* **WHAT TO PRODUCE**:
From the listing below, pull out every line where the string "screenshot" appears.
═════ MATERIAL FOR THE TASK
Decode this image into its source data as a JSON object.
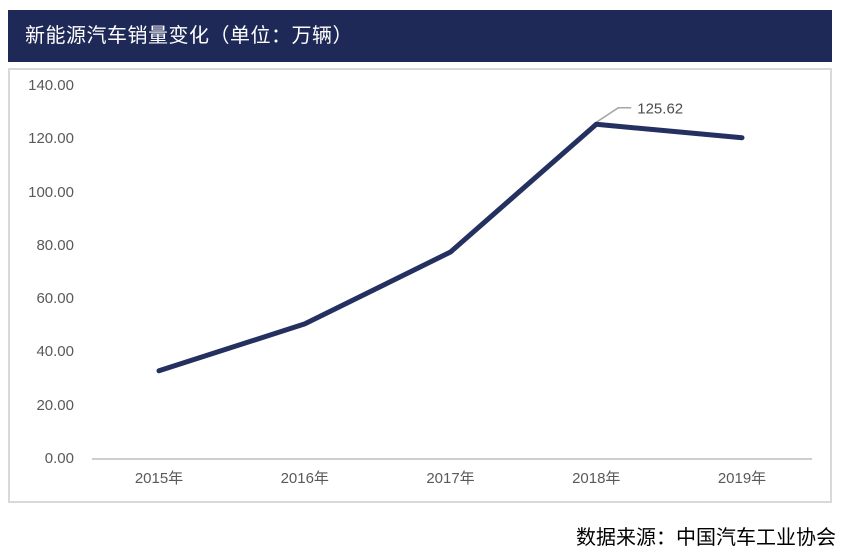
{
  "header": {
    "title": "新能源汽车销量变化（单位：万辆）"
  },
  "footer": {
    "source": "数据来源：中国汽车工业协会"
  },
  "chart_data": {
    "type": "line",
    "title": "新能源汽车销量变化（单位：万辆）",
    "unit": "万辆",
    "categories": [
      "2015年",
      "2016年",
      "2017年",
      "2018年",
      "2019年"
    ],
    "series": [
      {
        "name": "新能源汽车销量",
        "values": [
          33.11,
          50.7,
          77.7,
          125.62,
          120.6
        ]
      }
    ],
    "annotation": {
      "category": "2018年",
      "value": 125.62,
      "label": "125.62"
    },
    "xlabel": "",
    "ylabel": "",
    "ylim": [
      0,
      140
    ],
    "y_tick_step": 20,
    "y_ticks": [
      "0.00",
      "20.00",
      "40.00",
      "60.00",
      "80.00",
      "100.00",
      "120.00",
      "140.00"
    ],
    "grid": "off",
    "legend": "none",
    "colors": {
      "title_bar_bg": "#1F2957",
      "title_text": "#FFFFFF",
      "line": "#24305F",
      "axis_label": "#595959",
      "frame_border": "#D9D9D9",
      "axis_line": "#CFCDCD",
      "annotation_text": "#4D4D4D",
      "leader_line": "#A6A6A6"
    }
  }
}
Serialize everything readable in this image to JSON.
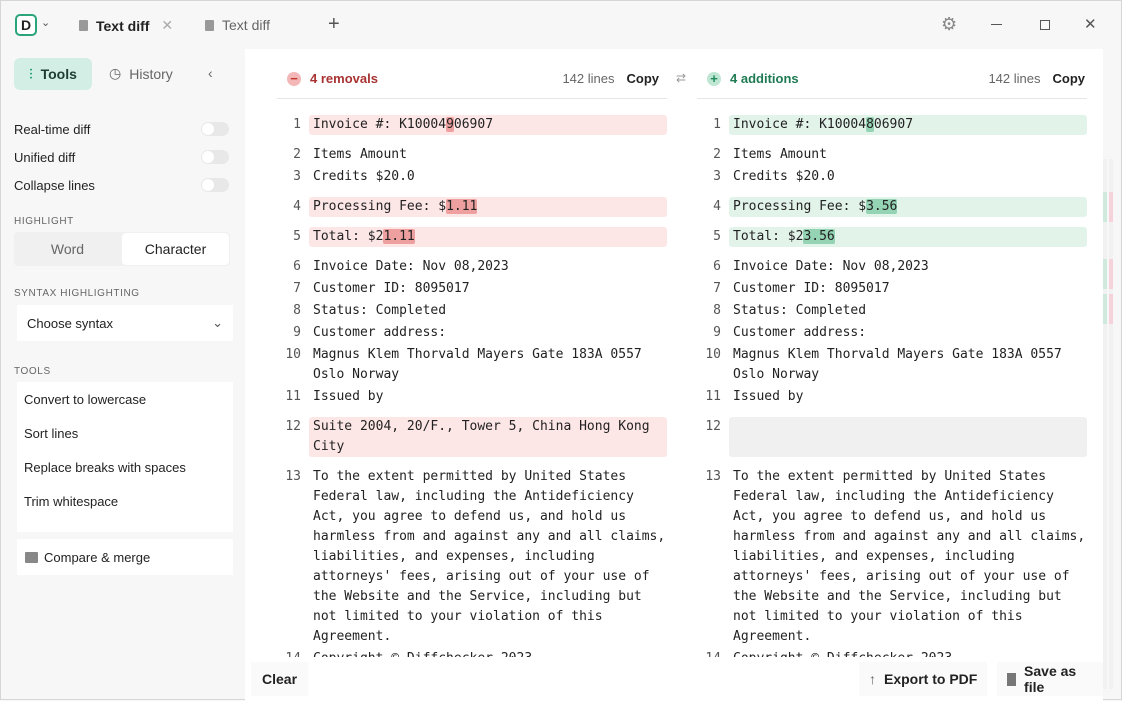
{
  "tabs": [
    {
      "label": "Text diff",
      "active": true
    },
    {
      "label": "Text diff",
      "active": false
    }
  ],
  "logo": "D",
  "sidebar": {
    "tabs": {
      "tools": "Tools",
      "history": "History"
    },
    "toggles": [
      {
        "label": "Real-time diff",
        "on": false
      },
      {
        "label": "Unified diff",
        "on": false
      },
      {
        "label": "Collapse lines",
        "on": false
      }
    ],
    "highlight_title": "HIGHLIGHT",
    "highlight_options": [
      "Word",
      "Character"
    ],
    "highlight_selected": "Character",
    "syntax_title": "SYNTAX HIGHLIGHTING",
    "syntax_value": "Choose syntax",
    "tools_title": "TOOLS",
    "tools": [
      "Convert to lowercase",
      "Sort lines",
      "Replace breaks with spaces",
      "Trim whitespace"
    ],
    "compare": "Compare & merge"
  },
  "left": {
    "summary": "4 removals",
    "lines_count": "142 lines",
    "copy": "Copy",
    "color": "#c0392b",
    "rows": [
      {
        "n": "1",
        "type": "rem",
        "parts": [
          "Invoice #: K10004",
          "9",
          "06907"
        ]
      },
      {
        "n": "2",
        "parts": [
          "Items Amount"
        ]
      },
      {
        "n": "3",
        "parts": [
          "Credits $20.0"
        ]
      },
      {
        "n": "4",
        "type": "rem",
        "parts": [
          "Processing Fee: $",
          "1.11",
          ""
        ]
      },
      {
        "n": "5",
        "type": "rem",
        "parts": [
          "Total: $2",
          "1.11",
          ""
        ]
      },
      {
        "n": "6",
        "parts": [
          "Invoice Date: Nov 08,2023"
        ]
      },
      {
        "n": "7",
        "parts": [
          "Customer ID: 8095017"
        ]
      },
      {
        "n": "8",
        "parts": [
          "Status: Completed"
        ]
      },
      {
        "n": "9",
        "parts": [
          "Customer address:"
        ]
      },
      {
        "n": "10",
        "parts": [
          "Magnus Klem Thorvald Mayers Gate 183A 0557\nOslo Norway"
        ]
      },
      {
        "n": "11",
        "parts": [
          "Issued by"
        ]
      },
      {
        "n": "12",
        "type": "rem",
        "parts": [
          "Suite 2004, 20/F., Tower 5, China Hong Kong\nCity"
        ]
      },
      {
        "n": "13",
        "parts": [
          "To the extent permitted by United States\nFederal law, including the Antideficiency\nAct, you agree to defend us, and hold us\nharmless from and against any and all claims,\nliabilities, and expenses, including\nattorneys' fees, arising out of your use of\nthe Website and the Service, including but\nnot limited to your violation of this\nAgreement."
        ]
      },
      {
        "n": "14",
        "parts": [
          "Copyright © Diffchecker 2023"
        ]
      }
    ]
  },
  "right": {
    "summary": "4 additions",
    "lines_count": "142 lines",
    "copy": "Copy",
    "color": "#1e8a5e",
    "rows": [
      {
        "n": "1",
        "type": "add",
        "parts": [
          "Invoice #: K10004",
          "8",
          "06907"
        ]
      },
      {
        "n": "2",
        "parts": [
          "Items Amount"
        ]
      },
      {
        "n": "3",
        "parts": [
          "Credits $20.0"
        ]
      },
      {
        "n": "4",
        "type": "add",
        "parts": [
          "Processing Fee: $",
          "3.56",
          ""
        ]
      },
      {
        "n": "5",
        "type": "add",
        "parts": [
          "Total: $2",
          "3.56",
          ""
        ]
      },
      {
        "n": "6",
        "parts": [
          "Invoice Date: Nov 08,2023"
        ]
      },
      {
        "n": "7",
        "parts": [
          "Customer ID: 8095017"
        ]
      },
      {
        "n": "8",
        "parts": [
          "Status: Completed"
        ]
      },
      {
        "n": "9",
        "parts": [
          "Customer address:"
        ]
      },
      {
        "n": "10",
        "parts": [
          "Magnus Klem Thorvald Mayers Gate 183A 0557\nOslo Norway"
        ]
      },
      {
        "n": "11",
        "parts": [
          "Issued by"
        ]
      },
      {
        "n": "12",
        "type": "emp",
        "parts": [
          " \n "
        ]
      },
      {
        "n": "13",
        "parts": [
          "To the extent permitted by United States\nFederal law, including the Antideficiency\nAct, you agree to defend us, and hold us\nharmless from and against any and all claims,\nliabilities, and expenses, including\nattorneys' fees, arising out of your use of\nthe Website and the Service, including but\nnot limited to your violation of this\nAgreement."
        ]
      },
      {
        "n": "14",
        "parts": [
          "Copyright © Diffchecker 2023"
        ]
      }
    ]
  },
  "footer": {
    "clear": "Clear",
    "export": "Export to PDF",
    "save": "Save as file"
  }
}
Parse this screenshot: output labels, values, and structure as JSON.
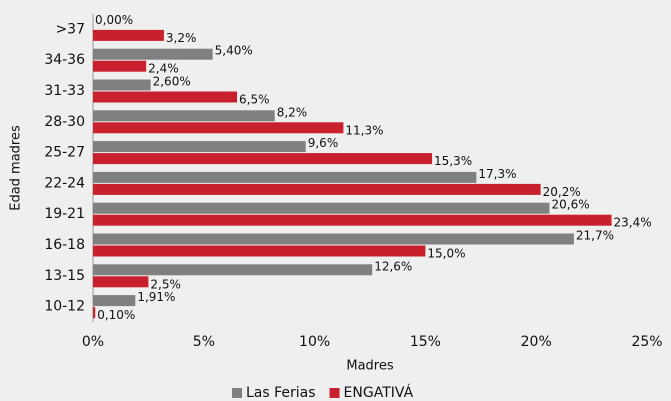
{
  "chart_data": {
    "type": "hbar",
    "ylabel": "Edad madres",
    "xlabel": "Madres",
    "categories": [
      ">37",
      "34-36",
      "31-33",
      "28-30",
      "25-27",
      "22-24",
      "19-21",
      "16-18",
      "13-15",
      "10-12"
    ],
    "series": [
      {
        "name": "Las Ferias",
        "color": "#808080",
        "values": [
          0.0,
          5.4,
          2.6,
          8.2,
          9.6,
          17.3,
          20.6,
          21.7,
          12.6,
          1.91
        ],
        "value_labels": [
          "0,00%",
          "5,40%",
          "2,60%",
          "8,2%",
          "9,6%",
          "17,3%",
          "20,6%",
          "21,7%",
          "12,6%",
          "1,91%"
        ]
      },
      {
        "name": "ENGATIVÁ",
        "color": "#c8202c",
        "values": [
          3.2,
          2.4,
          6.5,
          11.3,
          15.3,
          20.2,
          23.4,
          15.0,
          2.5,
          0.1
        ],
        "value_labels": [
          "3,2%",
          "2,4%",
          "6,5%",
          "11,3%",
          "15,3%",
          "20,2%",
          "23,4%",
          "15,0%",
          "2,5%",
          "0,10%"
        ]
      }
    ],
    "xlim": [
      0,
      25
    ],
    "xticks": [
      {
        "value": 0,
        "label": "0%"
      },
      {
        "value": 5,
        "label": "5%"
      },
      {
        "value": 10,
        "label": "10%"
      },
      {
        "value": 15,
        "label": "15%"
      },
      {
        "value": 20,
        "label": "20%"
      },
      {
        "value": 25,
        "label": "25%"
      }
    ],
    "legend": "bottom"
  }
}
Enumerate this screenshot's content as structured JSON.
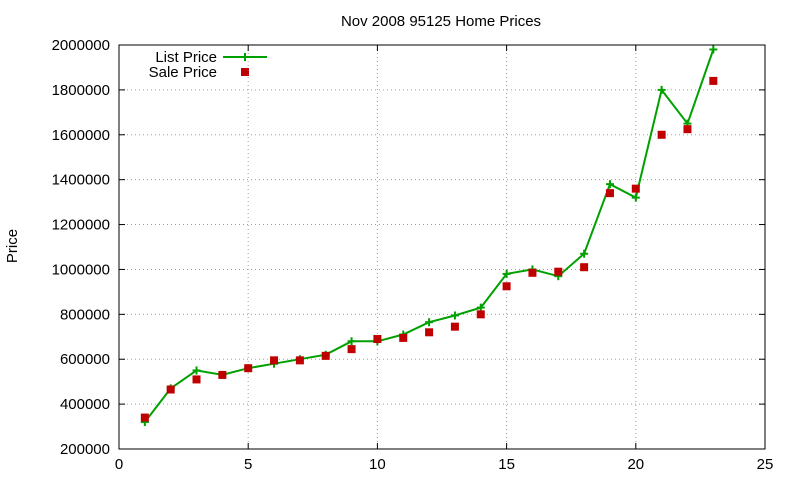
{
  "chart_data": {
    "type": "line",
    "title": "Nov 2008 95125 Home Prices",
    "xlabel": "",
    "ylabel": "Price",
    "xlim": [
      0,
      25
    ],
    "ylim": [
      200000,
      2000000
    ],
    "xticks": [
      "0",
      "5",
      "10",
      "15",
      "20",
      "25"
    ],
    "yticks": [
      "200000",
      "400000",
      "600000",
      "800000",
      "1000000",
      "1200000",
      "1400000",
      "1600000",
      "1800000",
      "2000000"
    ],
    "grid": true,
    "legend_position": "top-left",
    "series": [
      {
        "name": "List Price",
        "style": "line-with-plus-markers",
        "color": "#00a000",
        "x": [
          1,
          2,
          3,
          4,
          5,
          6,
          7,
          8,
          9,
          10,
          11,
          12,
          13,
          14,
          15,
          16,
          17,
          18,
          19,
          20,
          21,
          22,
          23
        ],
        "y": [
          320000,
          470000,
          550000,
          530000,
          560000,
          580000,
          600000,
          620000,
          680000,
          680000,
          710000,
          765000,
          795000,
          830000,
          980000,
          1000000,
          970000,
          1070000,
          1380000,
          1320000,
          1800000,
          1650000,
          1980000
        ]
      },
      {
        "name": "Sale Price",
        "style": "square-markers",
        "color": "#c00000",
        "x": [
          1,
          2,
          3,
          4,
          5,
          6,
          7,
          8,
          9,
          10,
          11,
          12,
          13,
          14,
          15,
          16,
          17,
          18,
          19,
          20,
          21,
          22,
          23
        ],
        "y": [
          340000,
          465000,
          510000,
          530000,
          560000,
          595000,
          595000,
          615000,
          645000,
          690000,
          695000,
          720000,
          745000,
          800000,
          925000,
          985000,
          990000,
          1010000,
          1340000,
          1360000,
          1600000,
          1625000,
          1840000
        ]
      }
    ]
  }
}
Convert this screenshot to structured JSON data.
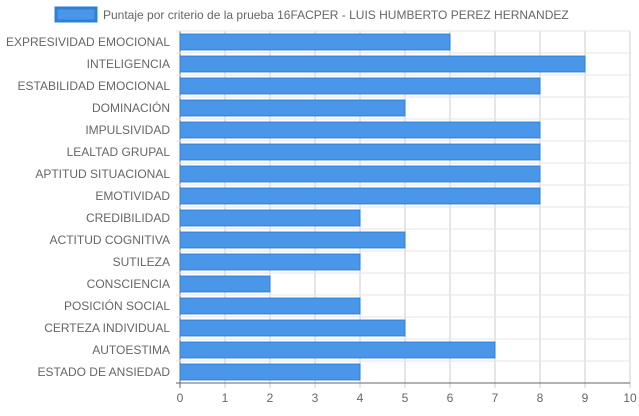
{
  "chart_data": {
    "type": "bar",
    "orientation": "horizontal",
    "categories": [
      "EXPRESIVIDAD EMOCIONAL",
      "INTELIGENCIA",
      "ESTABILIDAD EMOCIONAL",
      "DOMINACIÓN",
      "IMPULSIVIDAD",
      "LEALTAD GRUPAL",
      "APTITUD SITUACIONAL",
      "EMOTIVIDAD",
      "CREDIBILIDAD",
      "ACTITUD COGNITIVA",
      "SUTILEZA",
      "CONSCIENCIA",
      "POSICIÓN SOCIAL",
      "CERTEZA INDIVIDUAL",
      "AUTOESTIMA",
      "ESTADO DE ANSIEDAD"
    ],
    "series": [
      {
        "name": "Puntaje por criterio de la prueba 16FACPER - LUIS HUMBERTO PEREZ HERNANDEZ",
        "values": [
          6,
          9,
          8,
          5,
          8,
          8,
          8,
          8,
          4,
          5,
          4,
          2,
          4,
          5,
          7,
          4
        ],
        "color": "#4a97ea",
        "border_color": "#2e7fd8"
      }
    ],
    "xlim": [
      0,
      10
    ],
    "xticks": [
      "0",
      "1",
      "2",
      "3",
      "4",
      "5",
      "6",
      "7",
      "8",
      "9",
      "10"
    ],
    "grid": true,
    "legend_position": "top-center"
  }
}
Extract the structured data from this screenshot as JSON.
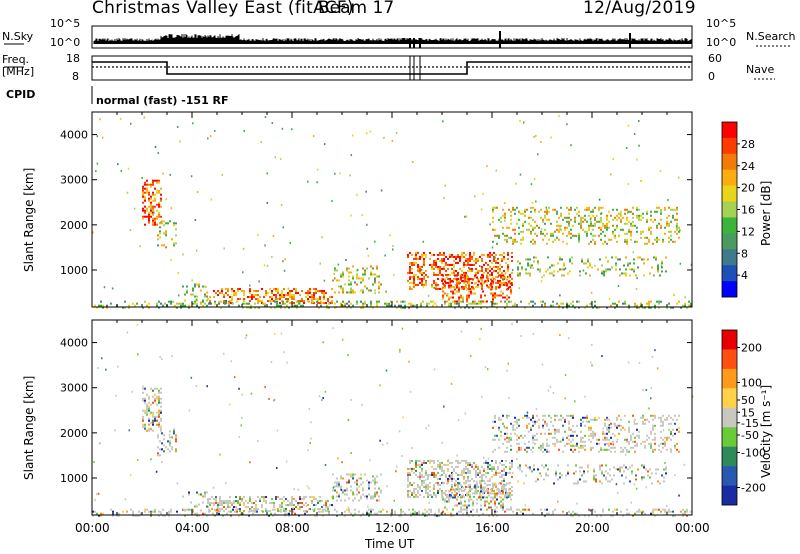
{
  "header": {
    "title": "Christmas Valley East (fitACF)",
    "beam": "Beam 17",
    "date": "12/Aug/2019"
  },
  "panels": {
    "nsky_label": "N.Sky",
    "nsearch_label": "N.Search",
    "nsky_ticks": [
      "10^5",
      "10^0"
    ],
    "nsearch_ticks": [
      "10^5",
      "10^0"
    ],
    "freq_label_1": "Freq.",
    "freq_label_2": "[MHz]",
    "freq_ticks": [
      "18",
      "8"
    ],
    "nave_label": "Nave",
    "nave_ticks": [
      "60",
      "0"
    ],
    "cpid_label": "CPID",
    "cpid_text": "normal (fast) -151 RF"
  },
  "chart_data": [
    {
      "type": "heatmap",
      "quantity": "Power",
      "ylabel": "Slant Range [km]",
      "xlabel": "Time UT",
      "x_ticks": [
        "00:00",
        "04:00",
        "08:00",
        "12:00",
        "16:00",
        "20:00",
        "00:00"
      ],
      "xlim_hours": [
        0,
        24
      ],
      "y_ticks": [
        1000,
        2000,
        3000,
        4000
      ],
      "ylim_km": [
        180,
        4500
      ],
      "colorbar": {
        "label": "Power [dB]",
        "ticks": [
          4,
          8,
          12,
          16,
          20,
          24,
          28
        ],
        "range": [
          0,
          32
        ]
      },
      "colors": [
        "#0000ff",
        "#1e4fb4",
        "#3e7a8c",
        "#4b9a62",
        "#3cb43c",
        "#a6d254",
        "#e8d41a",
        "#fbac10",
        "#f47a08",
        "#ff3c00",
        "#ff0000"
      ]
    },
    {
      "type": "heatmap",
      "quantity": "Velocity",
      "ylabel": "Slant Range [km]",
      "xlabel": "Time UT",
      "x_ticks": [
        "00:00",
        "04:00",
        "08:00",
        "12:00",
        "16:00",
        "20:00",
        "00:00"
      ],
      "xlim_hours": [
        0,
        24
      ],
      "y_ticks": [
        1000,
        2000,
        3000,
        4000
      ],
      "ylim_km": [
        180,
        4500
      ],
      "colorbar": {
        "label": "Velocity [m s⁻¹]",
        "ticks": [
          200,
          100,
          50,
          15,
          -15,
          -50,
          -100,
          -200
        ],
        "range": [
          -250,
          250
        ]
      },
      "colors": [
        "#1a2aa0",
        "#2858b0",
        "#2e8a5a",
        "#6acb3a",
        "#c8c8c0",
        "#ffd24a",
        "#ff9a1a",
        "#ff5010",
        "#e80000"
      ]
    }
  ]
}
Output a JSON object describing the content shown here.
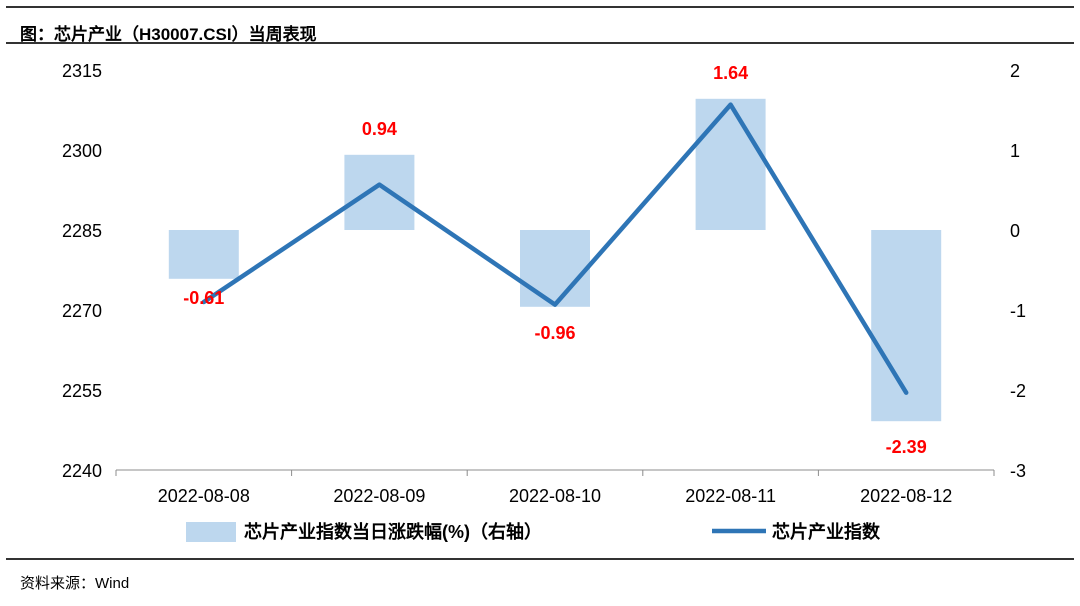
{
  "header": {
    "title": "图：芯片产业（H30007.CSI）当周表现"
  },
  "footer": {
    "source": "资料来源：Wind"
  },
  "chart_data": {
    "type": "bar",
    "categories": [
      "2022-08-08",
      "2022-08-09",
      "2022-08-10",
      "2022-08-11",
      "2022-08-12"
    ],
    "series": [
      {
        "name": "芯片产业指数当日涨跌幅(%)（右轴）",
        "type": "bar",
        "axis": "right",
        "values": [
          -0.61,
          0.94,
          -0.96,
          1.64,
          -2.39
        ],
        "labels": [
          "-0.61",
          "0.94",
          "-0.96",
          "1.64",
          "-2.39"
        ],
        "color": "#bdd7ee"
      },
      {
        "name": "芯片产业指数",
        "type": "line",
        "axis": "left",
        "values": [
          2271.5,
          2293.5,
          2271.0,
          2308.5,
          2254.5
        ],
        "color": "#2e75b6"
      }
    ],
    "y_left": {
      "ylim": [
        2240,
        2315
      ],
      "ticks": [
        "2315",
        "2300",
        "2285",
        "2270",
        "2255",
        "2240"
      ]
    },
    "y_right": {
      "ylim": [
        -3,
        2
      ],
      "ticks": [
        "2",
        "1",
        "0",
        "-1",
        "-2",
        "-3"
      ]
    },
    "data_label_color": "#ff0000",
    "grid": false,
    "legend_position": "bottom"
  }
}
══════════
* **SOLUTION FOR THIS TASK**:
Parse this screenshot: output labels, values, and structure as JSON.
Enumerate this screenshot's content as structured JSON.
Convert this screenshot to structured JSON data.
Extract the structured data from this screenshot as JSON.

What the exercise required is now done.